◆ Source records:
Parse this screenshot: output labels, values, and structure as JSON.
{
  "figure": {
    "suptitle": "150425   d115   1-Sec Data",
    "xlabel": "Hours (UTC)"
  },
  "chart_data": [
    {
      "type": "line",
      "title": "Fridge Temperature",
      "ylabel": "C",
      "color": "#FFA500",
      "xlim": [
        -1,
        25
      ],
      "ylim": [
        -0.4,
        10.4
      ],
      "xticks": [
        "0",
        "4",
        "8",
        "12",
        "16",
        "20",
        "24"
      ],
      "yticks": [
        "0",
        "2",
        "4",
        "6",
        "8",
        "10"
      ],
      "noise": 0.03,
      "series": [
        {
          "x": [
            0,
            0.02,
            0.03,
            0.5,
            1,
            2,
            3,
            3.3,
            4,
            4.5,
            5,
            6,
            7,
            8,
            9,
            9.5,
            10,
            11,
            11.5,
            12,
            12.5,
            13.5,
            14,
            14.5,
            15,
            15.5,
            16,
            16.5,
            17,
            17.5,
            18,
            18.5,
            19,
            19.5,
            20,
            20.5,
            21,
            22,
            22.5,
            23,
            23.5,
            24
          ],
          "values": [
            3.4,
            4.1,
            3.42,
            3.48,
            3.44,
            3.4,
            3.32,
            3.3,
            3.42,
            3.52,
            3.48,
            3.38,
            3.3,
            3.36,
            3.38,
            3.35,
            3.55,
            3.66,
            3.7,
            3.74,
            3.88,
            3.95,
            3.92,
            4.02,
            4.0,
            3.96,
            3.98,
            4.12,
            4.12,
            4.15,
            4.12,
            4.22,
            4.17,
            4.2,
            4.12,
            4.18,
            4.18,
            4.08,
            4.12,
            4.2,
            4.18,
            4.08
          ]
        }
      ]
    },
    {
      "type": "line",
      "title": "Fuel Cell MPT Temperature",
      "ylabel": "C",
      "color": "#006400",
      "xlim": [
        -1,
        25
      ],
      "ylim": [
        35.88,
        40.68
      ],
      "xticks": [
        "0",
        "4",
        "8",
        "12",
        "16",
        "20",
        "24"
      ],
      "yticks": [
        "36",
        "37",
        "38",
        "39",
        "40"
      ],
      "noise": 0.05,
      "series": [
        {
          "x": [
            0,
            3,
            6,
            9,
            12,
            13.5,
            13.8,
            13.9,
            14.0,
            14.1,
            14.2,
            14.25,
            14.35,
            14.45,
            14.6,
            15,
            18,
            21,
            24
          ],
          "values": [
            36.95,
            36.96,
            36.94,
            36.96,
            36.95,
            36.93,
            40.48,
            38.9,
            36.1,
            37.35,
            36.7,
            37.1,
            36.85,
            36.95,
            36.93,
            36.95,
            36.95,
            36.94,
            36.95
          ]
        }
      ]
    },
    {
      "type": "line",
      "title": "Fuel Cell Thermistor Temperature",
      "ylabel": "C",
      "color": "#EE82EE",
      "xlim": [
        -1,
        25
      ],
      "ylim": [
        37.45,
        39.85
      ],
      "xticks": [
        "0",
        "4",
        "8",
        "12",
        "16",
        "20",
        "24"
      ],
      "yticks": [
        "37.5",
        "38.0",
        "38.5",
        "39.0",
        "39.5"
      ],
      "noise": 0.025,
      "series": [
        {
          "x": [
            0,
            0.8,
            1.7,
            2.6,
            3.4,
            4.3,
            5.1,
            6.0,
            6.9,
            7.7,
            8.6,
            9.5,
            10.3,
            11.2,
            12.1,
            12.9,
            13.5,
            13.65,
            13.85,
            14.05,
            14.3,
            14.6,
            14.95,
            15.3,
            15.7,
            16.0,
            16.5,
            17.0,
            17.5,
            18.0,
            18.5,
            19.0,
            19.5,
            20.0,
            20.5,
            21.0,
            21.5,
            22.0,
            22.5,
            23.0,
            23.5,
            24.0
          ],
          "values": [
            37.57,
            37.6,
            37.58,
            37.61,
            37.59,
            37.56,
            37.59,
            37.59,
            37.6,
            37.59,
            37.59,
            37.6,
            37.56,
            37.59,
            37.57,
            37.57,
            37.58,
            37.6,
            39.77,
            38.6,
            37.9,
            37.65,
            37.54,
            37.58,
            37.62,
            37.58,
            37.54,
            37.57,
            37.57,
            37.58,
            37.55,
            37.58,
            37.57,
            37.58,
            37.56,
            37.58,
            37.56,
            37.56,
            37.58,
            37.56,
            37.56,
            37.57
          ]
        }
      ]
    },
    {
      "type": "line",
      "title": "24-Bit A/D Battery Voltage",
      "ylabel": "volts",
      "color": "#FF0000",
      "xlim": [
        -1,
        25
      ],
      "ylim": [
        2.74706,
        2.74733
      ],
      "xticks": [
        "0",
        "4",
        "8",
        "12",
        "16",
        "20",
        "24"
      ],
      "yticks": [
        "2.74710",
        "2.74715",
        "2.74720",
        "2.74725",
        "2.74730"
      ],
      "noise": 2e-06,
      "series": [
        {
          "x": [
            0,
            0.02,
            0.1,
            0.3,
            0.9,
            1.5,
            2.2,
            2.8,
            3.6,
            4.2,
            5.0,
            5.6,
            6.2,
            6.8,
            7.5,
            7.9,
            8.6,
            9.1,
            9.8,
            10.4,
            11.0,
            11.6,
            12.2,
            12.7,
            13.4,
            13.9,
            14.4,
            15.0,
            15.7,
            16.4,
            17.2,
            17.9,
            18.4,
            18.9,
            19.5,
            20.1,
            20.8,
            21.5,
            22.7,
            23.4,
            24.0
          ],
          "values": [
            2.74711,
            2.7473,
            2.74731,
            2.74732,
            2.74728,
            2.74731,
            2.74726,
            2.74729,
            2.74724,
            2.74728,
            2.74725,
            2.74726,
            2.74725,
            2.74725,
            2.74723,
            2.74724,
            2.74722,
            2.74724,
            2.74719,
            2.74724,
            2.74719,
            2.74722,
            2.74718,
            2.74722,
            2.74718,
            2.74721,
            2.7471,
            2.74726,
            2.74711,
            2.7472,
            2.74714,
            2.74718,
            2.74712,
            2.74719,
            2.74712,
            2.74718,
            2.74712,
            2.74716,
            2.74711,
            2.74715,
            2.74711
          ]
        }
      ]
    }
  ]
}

◆ Task prompt: Restate the listing in full, word for word.

◆ Exercise response:
Parse this screenshot: output labels, values, and structure as JSON.
{
  "figure": {
    "suptitle": "150425   d115   1-Sec Data",
    "xlabel": "Hours (UTC)"
  },
  "chart_data": [
    {
      "type": "line",
      "title": "Fridge Temperature",
      "ylabel": "C",
      "color": "#FFA500",
      "xlim": [
        -1,
        25
      ],
      "ylim": [
        -0.4,
        10.4
      ],
      "xticks": [
        "0",
        "4",
        "8",
        "12",
        "16",
        "20",
        "24"
      ],
      "yticks": [
        "0",
        "2",
        "4",
        "6",
        "8",
        "10"
      ],
      "noise": 0.03,
      "series": [
        {
          "x": [
            0,
            0.02,
            0.03,
            0.5,
            1,
            2,
            3,
            3.3,
            4,
            4.5,
            5,
            6,
            7,
            8,
            9,
            9.5,
            10,
            11,
            11.5,
            12,
            12.5,
            13.5,
            14,
            14.5,
            15,
            15.5,
            16,
            16.5,
            17,
            17.5,
            18,
            18.5,
            19,
            19.5,
            20,
            20.5,
            21,
            22,
            22.5,
            23,
            23.5,
            24
          ],
          "values": [
            3.4,
            4.1,
            3.42,
            3.48,
            3.44,
            3.4,
            3.32,
            3.3,
            3.42,
            3.52,
            3.48,
            3.38,
            3.3,
            3.36,
            3.38,
            3.35,
            3.55,
            3.66,
            3.7,
            3.74,
            3.88,
            3.95,
            3.92,
            4.02,
            4.0,
            3.96,
            3.98,
            4.12,
            4.12,
            4.15,
            4.12,
            4.22,
            4.17,
            4.2,
            4.12,
            4.18,
            4.18,
            4.08,
            4.12,
            4.2,
            4.18,
            4.08
          ]
        }
      ]
    },
    {
      "type": "line",
      "title": "Fuel Cell MPT Temperature",
      "ylabel": "C",
      "color": "#006400",
      "xlim": [
        -1,
        25
      ],
      "ylim": [
        35.88,
        40.68
      ],
      "xticks": [
        "0",
        "4",
        "8",
        "12",
        "16",
        "20",
        "24"
      ],
      "yticks": [
        "36",
        "37",
        "38",
        "39",
        "40"
      ],
      "noise": 0.05,
      "series": [
        {
          "x": [
            0,
            3,
            6,
            9,
            12,
            13.5,
            13.8,
            13.9,
            14.0,
            14.1,
            14.2,
            14.25,
            14.35,
            14.45,
            14.6,
            15,
            18,
            21,
            24
          ],
          "values": [
            36.95,
            36.96,
            36.94,
            36.96,
            36.95,
            36.93,
            40.48,
            38.9,
            36.1,
            37.35,
            36.7,
            37.1,
            36.85,
            36.95,
            36.93,
            36.95,
            36.95,
            36.94,
            36.95
          ]
        }
      ]
    },
    {
      "type": "line",
      "title": "Fuel Cell Thermistor Temperature",
      "ylabel": "C",
      "color": "#EE82EE",
      "xlim": [
        -1,
        25
      ],
      "ylim": [
        37.45,
        39.85
      ],
      "xticks": [
        "0",
        "4",
        "8",
        "12",
        "16",
        "20",
        "24"
      ],
      "yticks": [
        "37.5",
        "38.0",
        "38.5",
        "39.0",
        "39.5"
      ],
      "noise": 0.025,
      "series": [
        {
          "x": [
            0,
            0.8,
            1.7,
            2.6,
            3.4,
            4.3,
            5.1,
            6.0,
            6.9,
            7.7,
            8.6,
            9.5,
            10.3,
            11.2,
            12.1,
            12.9,
            13.5,
            13.65,
            13.85,
            14.05,
            14.3,
            14.6,
            14.95,
            15.3,
            15.7,
            16.0,
            16.5,
            17.0,
            17.5,
            18.0,
            18.5,
            19.0,
            19.5,
            20.0,
            20.5,
            21.0,
            21.5,
            22.0,
            22.5,
            23.0,
            23.5,
            24.0
          ],
          "values": [
            37.57,
            37.6,
            37.58,
            37.61,
            37.59,
            37.56,
            37.59,
            37.59,
            37.6,
            37.59,
            37.59,
            37.6,
            37.56,
            37.59,
            37.57,
            37.57,
            37.58,
            37.6,
            39.77,
            38.6,
            37.9,
            37.65,
            37.54,
            37.58,
            37.62,
            37.58,
            37.54,
            37.57,
            37.57,
            37.58,
            37.55,
            37.58,
            37.57,
            37.58,
            37.56,
            37.58,
            37.56,
            37.56,
            37.58,
            37.56,
            37.56,
            37.57
          ]
        }
      ]
    },
    {
      "type": "line",
      "title": "24-Bit A/D Battery Voltage",
      "ylabel": "volts",
      "color": "#FF0000",
      "xlim": [
        -1,
        25
      ],
      "ylim": [
        2.74706,
        2.74733
      ],
      "xticks": [
        "0",
        "4",
        "8",
        "12",
        "16",
        "20",
        "24"
      ],
      "yticks": [
        "2.74710",
        "2.74715",
        "2.74720",
        "2.74725",
        "2.74730"
      ],
      "noise": 2e-06,
      "series": [
        {
          "x": [
            0,
            0.02,
            0.1,
            0.3,
            0.9,
            1.5,
            2.2,
            2.8,
            3.6,
            4.2,
            5.0,
            5.6,
            6.2,
            6.8,
            7.5,
            7.9,
            8.6,
            9.1,
            9.8,
            10.4,
            11.0,
            11.6,
            12.2,
            12.7,
            13.4,
            13.9,
            14.4,
            15.0,
            15.7,
            16.4,
            17.2,
            17.9,
            18.4,
            18.9,
            19.5,
            20.1,
            20.8,
            21.5,
            22.7,
            23.4,
            24.0
          ],
          "values": [
            2.74711,
            2.7473,
            2.74731,
            2.74732,
            2.74728,
            2.74731,
            2.74726,
            2.74729,
            2.74724,
            2.74728,
            2.74725,
            2.74726,
            2.74725,
            2.74725,
            2.74723,
            2.74724,
            2.74722,
            2.74724,
            2.74719,
            2.74724,
            2.74719,
            2.74722,
            2.74718,
            2.74722,
            2.74718,
            2.74721,
            2.7471,
            2.74726,
            2.74711,
            2.7472,
            2.74714,
            2.74718,
            2.74712,
            2.74719,
            2.74712,
            2.74718,
            2.74712,
            2.74716,
            2.74711,
            2.74715,
            2.74711
          ]
        }
      ]
    }
  ]
}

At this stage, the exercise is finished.